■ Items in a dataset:
——————

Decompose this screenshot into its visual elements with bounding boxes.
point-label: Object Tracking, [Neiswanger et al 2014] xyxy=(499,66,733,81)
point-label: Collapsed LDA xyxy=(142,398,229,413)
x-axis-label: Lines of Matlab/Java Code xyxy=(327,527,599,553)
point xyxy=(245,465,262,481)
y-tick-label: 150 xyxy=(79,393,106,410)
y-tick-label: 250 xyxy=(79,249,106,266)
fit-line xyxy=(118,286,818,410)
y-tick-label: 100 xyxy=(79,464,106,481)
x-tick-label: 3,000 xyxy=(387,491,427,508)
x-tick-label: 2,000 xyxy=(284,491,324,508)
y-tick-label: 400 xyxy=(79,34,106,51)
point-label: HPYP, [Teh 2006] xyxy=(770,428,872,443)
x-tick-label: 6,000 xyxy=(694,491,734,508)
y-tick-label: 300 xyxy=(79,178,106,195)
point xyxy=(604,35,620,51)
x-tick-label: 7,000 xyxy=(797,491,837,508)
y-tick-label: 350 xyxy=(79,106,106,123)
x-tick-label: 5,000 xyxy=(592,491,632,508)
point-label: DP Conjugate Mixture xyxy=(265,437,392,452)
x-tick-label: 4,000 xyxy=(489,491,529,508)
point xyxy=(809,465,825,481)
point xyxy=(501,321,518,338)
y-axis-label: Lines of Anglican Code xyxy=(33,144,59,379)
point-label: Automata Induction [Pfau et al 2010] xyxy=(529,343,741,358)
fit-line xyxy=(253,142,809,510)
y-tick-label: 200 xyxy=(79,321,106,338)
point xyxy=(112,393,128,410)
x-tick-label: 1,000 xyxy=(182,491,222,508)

——————

■ What is being asked: Put every line of the items above into a JSON list of strings, one string per line, leaving out any blank lines.

■ Result below:
[
  "Decompose this screenshot into its visual elements with bounding boxes.",
  "point-label: Object Tracking, [Neiswanger et al 2014] xyxy=(499,66,733,81)",
  "point-label: Collapsed LDA xyxy=(142,398,229,413)",
  "x-axis-label: Lines of Matlab/Java Code xyxy=(327,527,599,553)",
  "point xyxy=(245,465,262,481)",
  "y-tick-label: 150 xyxy=(79,393,106,410)",
  "y-tick-label: 250 xyxy=(79,249,106,266)",
  "fit-line xyxy=(118,286,818,410)",
  "y-tick-label: 100 xyxy=(79,464,106,481)",
  "x-tick-label: 3,000 xyxy=(387,491,427,508)",
  "x-tick-label: 2,000 xyxy=(284,491,324,508)",
  "y-tick-label: 400 xyxy=(79,34,106,51)",
  "point-label: HPYP, [Teh 2006] xyxy=(770,428,872,443)",
  "x-tick-label: 6,000 xyxy=(694,491,734,508)",
  "y-tick-label: 300 xyxy=(79,178,106,195)",
  "point xyxy=(604,35,620,51)",
  "x-tick-label: 7,000 xyxy=(797,491,837,508)",
  "y-tick-label: 350 xyxy=(79,106,106,123)",
  "x-tick-label: 5,000 xyxy=(592,491,632,508)",
  "point-label: DP Conjugate Mixture xyxy=(265,437,392,452)",
  "x-tick-label: 4,000 xyxy=(489,491,529,508)",
  "point xyxy=(809,465,825,481)",
  "point xyxy=(501,321,518,338)",
  "y-axis-label: Lines of Anglican Code xyxy=(33,144,59,379)",
  "point-label: Automata Induction [Pfau et al 2010] xyxy=(529,343,741,358)",
  "fit-line xyxy=(253,142,809,510)",
  "y-tick-label: 200 xyxy=(79,321,106,338)",
  "point xyxy=(112,393,128,410)",
  "x-tick-label: 1,000 xyxy=(182,491,222,508)"
]